Dataset records:
==========

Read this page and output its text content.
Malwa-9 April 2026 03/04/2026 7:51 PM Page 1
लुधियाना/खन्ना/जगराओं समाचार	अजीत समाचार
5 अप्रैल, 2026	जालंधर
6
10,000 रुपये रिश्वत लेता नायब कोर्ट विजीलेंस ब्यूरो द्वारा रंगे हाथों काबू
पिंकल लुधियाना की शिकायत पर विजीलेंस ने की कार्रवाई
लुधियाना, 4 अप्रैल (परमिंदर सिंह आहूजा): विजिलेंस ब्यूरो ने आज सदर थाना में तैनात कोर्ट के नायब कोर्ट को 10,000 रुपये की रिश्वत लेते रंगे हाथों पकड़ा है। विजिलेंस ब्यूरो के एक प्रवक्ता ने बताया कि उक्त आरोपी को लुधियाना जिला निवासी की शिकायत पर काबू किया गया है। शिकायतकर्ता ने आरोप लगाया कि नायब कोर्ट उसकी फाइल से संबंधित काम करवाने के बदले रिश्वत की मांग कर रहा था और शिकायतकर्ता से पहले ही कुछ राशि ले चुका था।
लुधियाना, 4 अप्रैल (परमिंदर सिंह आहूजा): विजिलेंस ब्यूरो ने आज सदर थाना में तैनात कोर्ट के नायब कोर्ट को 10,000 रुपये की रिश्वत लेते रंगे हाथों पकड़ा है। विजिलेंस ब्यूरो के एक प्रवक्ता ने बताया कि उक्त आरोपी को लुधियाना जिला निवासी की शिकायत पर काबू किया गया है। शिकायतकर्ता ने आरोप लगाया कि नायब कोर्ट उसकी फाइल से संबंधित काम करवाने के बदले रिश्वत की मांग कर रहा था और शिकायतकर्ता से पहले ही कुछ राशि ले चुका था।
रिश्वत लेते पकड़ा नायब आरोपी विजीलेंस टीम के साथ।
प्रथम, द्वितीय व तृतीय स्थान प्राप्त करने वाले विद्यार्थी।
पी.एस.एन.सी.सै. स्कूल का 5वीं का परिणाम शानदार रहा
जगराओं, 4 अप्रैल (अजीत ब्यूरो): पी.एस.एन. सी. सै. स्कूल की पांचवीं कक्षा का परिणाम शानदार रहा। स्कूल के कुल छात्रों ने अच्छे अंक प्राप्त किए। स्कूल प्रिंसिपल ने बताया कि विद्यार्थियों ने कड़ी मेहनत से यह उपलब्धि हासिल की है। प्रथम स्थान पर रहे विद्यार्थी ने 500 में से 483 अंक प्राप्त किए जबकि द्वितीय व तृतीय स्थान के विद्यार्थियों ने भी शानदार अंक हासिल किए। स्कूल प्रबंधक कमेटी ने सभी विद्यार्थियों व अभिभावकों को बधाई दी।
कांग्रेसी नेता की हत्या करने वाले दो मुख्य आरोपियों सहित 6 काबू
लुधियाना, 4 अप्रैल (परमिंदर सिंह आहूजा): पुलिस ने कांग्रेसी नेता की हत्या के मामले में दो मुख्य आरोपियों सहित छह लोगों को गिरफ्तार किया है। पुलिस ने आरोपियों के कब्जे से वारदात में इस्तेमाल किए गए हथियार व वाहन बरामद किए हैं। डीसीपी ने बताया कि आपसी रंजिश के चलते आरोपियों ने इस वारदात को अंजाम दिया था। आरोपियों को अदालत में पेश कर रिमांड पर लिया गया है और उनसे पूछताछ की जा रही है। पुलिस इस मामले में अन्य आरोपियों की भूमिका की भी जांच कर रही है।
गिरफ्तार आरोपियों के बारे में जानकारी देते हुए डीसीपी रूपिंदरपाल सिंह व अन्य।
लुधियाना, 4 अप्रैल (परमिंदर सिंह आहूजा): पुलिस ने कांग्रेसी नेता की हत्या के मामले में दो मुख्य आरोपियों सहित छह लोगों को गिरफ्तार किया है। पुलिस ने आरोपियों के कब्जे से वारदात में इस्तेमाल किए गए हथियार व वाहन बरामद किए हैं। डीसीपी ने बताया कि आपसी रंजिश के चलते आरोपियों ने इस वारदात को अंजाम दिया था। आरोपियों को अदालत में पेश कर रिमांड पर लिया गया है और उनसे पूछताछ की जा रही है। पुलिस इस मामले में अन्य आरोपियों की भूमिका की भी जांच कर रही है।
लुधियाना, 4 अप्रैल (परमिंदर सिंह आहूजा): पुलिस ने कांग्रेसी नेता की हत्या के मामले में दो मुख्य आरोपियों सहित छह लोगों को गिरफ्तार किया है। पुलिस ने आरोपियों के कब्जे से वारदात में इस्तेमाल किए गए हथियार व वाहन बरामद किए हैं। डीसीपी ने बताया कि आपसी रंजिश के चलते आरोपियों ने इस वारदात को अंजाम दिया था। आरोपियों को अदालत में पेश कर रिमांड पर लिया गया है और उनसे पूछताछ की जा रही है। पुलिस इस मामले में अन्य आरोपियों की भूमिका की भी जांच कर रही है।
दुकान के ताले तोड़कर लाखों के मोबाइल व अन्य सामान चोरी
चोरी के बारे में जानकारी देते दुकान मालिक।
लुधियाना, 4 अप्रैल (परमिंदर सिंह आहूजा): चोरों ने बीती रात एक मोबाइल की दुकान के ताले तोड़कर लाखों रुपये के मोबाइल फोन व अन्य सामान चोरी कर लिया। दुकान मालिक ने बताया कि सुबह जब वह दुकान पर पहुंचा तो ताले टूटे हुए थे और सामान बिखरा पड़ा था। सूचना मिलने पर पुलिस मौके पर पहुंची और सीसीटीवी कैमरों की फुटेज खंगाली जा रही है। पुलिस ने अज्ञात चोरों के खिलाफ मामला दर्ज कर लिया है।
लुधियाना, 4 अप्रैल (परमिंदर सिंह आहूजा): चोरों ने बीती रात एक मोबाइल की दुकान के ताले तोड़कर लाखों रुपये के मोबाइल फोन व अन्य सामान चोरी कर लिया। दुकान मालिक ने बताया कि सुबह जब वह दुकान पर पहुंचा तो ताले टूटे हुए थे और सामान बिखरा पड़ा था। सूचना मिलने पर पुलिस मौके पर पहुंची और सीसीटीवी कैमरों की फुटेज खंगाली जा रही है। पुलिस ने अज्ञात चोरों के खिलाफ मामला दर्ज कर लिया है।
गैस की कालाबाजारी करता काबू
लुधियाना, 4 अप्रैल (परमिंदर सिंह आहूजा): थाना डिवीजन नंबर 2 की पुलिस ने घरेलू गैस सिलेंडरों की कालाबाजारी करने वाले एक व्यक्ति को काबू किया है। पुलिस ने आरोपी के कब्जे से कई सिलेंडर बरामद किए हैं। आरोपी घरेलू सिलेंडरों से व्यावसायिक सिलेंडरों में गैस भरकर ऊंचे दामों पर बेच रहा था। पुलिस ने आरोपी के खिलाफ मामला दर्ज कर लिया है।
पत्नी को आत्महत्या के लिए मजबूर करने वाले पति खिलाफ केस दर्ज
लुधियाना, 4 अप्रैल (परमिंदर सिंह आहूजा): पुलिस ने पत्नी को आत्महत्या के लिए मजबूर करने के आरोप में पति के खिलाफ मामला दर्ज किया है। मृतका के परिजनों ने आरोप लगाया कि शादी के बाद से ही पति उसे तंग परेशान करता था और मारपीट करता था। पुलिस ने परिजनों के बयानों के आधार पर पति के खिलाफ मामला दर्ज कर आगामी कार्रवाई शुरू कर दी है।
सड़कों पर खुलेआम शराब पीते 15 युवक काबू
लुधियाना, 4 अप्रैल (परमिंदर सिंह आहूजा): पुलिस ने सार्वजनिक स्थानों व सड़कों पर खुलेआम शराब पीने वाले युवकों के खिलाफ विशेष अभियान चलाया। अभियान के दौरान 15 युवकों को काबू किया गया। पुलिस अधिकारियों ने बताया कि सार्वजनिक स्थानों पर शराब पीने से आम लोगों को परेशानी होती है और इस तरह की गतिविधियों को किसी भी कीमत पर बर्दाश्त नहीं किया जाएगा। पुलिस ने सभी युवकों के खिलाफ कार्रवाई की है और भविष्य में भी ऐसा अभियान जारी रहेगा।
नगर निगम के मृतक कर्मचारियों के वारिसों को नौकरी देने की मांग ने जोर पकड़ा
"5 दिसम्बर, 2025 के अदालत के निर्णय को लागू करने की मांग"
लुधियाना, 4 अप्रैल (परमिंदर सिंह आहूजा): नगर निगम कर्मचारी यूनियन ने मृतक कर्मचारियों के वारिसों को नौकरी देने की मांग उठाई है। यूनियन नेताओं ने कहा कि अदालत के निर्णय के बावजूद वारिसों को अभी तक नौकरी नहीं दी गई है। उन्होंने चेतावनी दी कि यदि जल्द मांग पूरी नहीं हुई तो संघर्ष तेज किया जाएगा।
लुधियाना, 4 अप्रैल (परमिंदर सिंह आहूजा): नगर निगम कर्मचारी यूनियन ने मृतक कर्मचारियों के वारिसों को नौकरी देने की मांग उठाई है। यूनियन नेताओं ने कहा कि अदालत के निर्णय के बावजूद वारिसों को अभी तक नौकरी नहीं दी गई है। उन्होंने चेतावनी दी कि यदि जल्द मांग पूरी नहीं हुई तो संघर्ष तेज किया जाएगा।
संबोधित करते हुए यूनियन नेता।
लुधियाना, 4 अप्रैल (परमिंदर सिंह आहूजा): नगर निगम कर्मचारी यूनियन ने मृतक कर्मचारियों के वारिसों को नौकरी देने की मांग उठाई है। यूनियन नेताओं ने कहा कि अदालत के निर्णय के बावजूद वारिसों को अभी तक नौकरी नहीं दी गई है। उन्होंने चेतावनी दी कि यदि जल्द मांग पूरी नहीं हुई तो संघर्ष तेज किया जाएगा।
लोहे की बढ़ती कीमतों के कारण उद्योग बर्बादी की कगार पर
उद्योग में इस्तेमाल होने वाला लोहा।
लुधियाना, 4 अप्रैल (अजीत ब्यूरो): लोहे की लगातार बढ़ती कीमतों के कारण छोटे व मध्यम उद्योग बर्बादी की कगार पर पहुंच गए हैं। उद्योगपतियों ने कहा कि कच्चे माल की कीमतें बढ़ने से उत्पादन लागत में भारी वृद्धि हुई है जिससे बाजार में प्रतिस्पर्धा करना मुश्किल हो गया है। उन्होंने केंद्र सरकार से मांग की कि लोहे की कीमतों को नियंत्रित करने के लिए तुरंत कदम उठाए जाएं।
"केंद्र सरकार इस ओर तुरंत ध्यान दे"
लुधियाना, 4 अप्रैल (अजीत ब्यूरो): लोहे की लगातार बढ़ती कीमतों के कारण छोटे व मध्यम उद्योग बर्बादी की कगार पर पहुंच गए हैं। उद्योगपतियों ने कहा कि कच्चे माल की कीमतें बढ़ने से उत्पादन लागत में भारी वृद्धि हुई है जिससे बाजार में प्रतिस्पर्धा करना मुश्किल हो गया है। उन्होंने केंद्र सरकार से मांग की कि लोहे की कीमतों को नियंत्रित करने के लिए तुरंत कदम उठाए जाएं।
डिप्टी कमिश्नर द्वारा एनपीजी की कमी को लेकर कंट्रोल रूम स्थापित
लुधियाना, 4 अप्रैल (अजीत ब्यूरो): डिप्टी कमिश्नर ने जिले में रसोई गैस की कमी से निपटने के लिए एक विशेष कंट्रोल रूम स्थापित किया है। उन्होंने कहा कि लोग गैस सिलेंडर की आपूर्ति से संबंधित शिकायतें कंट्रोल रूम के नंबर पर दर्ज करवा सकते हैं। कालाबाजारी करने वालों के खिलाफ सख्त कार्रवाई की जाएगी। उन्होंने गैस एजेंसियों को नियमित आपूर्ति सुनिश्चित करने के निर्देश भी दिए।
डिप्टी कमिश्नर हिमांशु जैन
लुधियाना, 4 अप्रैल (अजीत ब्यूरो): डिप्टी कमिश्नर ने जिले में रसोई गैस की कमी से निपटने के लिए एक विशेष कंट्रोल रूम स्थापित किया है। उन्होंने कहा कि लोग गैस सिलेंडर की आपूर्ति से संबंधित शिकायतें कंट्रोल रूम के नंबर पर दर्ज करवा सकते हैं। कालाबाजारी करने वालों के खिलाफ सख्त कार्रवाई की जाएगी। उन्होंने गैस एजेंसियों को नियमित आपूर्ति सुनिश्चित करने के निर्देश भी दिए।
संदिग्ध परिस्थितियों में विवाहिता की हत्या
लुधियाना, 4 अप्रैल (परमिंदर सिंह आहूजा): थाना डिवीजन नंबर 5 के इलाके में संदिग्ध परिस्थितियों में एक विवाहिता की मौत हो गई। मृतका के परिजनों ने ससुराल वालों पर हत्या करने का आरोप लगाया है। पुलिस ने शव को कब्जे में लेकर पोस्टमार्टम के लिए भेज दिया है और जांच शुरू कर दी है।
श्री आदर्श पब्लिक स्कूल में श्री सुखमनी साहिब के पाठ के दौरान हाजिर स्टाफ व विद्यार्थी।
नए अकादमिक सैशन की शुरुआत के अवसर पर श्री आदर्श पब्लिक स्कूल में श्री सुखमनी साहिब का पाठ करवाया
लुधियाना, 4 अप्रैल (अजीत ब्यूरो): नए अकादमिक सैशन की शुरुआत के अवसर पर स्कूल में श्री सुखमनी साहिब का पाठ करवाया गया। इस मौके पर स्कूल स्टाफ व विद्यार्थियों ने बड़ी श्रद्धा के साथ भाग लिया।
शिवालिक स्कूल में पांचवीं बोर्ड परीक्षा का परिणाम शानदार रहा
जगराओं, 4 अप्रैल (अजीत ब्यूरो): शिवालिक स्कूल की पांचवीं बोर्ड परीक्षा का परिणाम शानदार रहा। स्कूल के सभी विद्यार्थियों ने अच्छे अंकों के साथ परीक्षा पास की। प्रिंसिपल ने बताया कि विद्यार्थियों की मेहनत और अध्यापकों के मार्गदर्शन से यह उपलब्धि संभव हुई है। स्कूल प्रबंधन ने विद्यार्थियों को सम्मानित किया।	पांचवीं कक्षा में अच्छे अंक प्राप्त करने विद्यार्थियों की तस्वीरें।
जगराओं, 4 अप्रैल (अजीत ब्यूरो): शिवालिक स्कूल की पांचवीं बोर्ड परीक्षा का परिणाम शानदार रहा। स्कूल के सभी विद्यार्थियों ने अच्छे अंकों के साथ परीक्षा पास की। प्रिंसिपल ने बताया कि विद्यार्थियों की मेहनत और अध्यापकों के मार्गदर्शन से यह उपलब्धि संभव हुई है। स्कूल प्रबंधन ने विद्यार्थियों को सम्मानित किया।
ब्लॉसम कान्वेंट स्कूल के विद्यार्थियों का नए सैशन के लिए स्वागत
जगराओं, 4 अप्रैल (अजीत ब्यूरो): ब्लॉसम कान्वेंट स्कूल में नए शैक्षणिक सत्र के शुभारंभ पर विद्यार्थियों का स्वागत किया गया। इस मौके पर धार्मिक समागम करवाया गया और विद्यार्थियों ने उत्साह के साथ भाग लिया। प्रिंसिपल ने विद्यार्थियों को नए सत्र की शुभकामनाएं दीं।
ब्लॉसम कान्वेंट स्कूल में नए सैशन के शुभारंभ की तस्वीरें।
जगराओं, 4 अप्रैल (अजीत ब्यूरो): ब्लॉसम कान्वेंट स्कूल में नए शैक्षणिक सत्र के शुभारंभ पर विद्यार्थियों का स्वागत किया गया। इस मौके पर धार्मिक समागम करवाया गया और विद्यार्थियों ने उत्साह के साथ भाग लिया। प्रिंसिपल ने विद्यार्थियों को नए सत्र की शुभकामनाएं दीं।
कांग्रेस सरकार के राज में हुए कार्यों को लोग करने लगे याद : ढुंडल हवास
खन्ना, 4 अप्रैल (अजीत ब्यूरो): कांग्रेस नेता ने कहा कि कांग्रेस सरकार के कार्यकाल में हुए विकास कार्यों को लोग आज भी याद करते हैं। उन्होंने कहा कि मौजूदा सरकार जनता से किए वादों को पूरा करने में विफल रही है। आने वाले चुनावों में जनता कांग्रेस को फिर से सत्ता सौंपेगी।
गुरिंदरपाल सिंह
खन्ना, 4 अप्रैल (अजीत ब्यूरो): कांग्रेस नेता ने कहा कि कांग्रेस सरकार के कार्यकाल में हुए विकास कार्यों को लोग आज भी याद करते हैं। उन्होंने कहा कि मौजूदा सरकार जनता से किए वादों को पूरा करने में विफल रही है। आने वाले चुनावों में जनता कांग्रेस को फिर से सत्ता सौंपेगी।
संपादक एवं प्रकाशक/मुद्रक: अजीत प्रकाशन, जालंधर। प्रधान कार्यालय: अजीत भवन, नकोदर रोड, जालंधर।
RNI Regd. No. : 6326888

==========

Instructions for the task
Pick out every line of the listing containing the word "अवसर", and show those lines.

Response to the task
नए अकादमिक सैशन की शुरुआत के अवसर पर श्री आदर्श पब्लिक स्कूल में श्री सुखमनी साहिब का पाठ करवाया
लुधियाना, 4 अप्रैल (अजीत ब्यूरो): नए अकादमिक सैशन की शुरुआत के अवसर पर स्कूल में श्री सुखमनी साहिब का पाठ करवाया गया। इस मौके पर स्कूल स्टाफ व विद्यार्थियों ने बड़ी श्रद्धा के साथ भाग लिया।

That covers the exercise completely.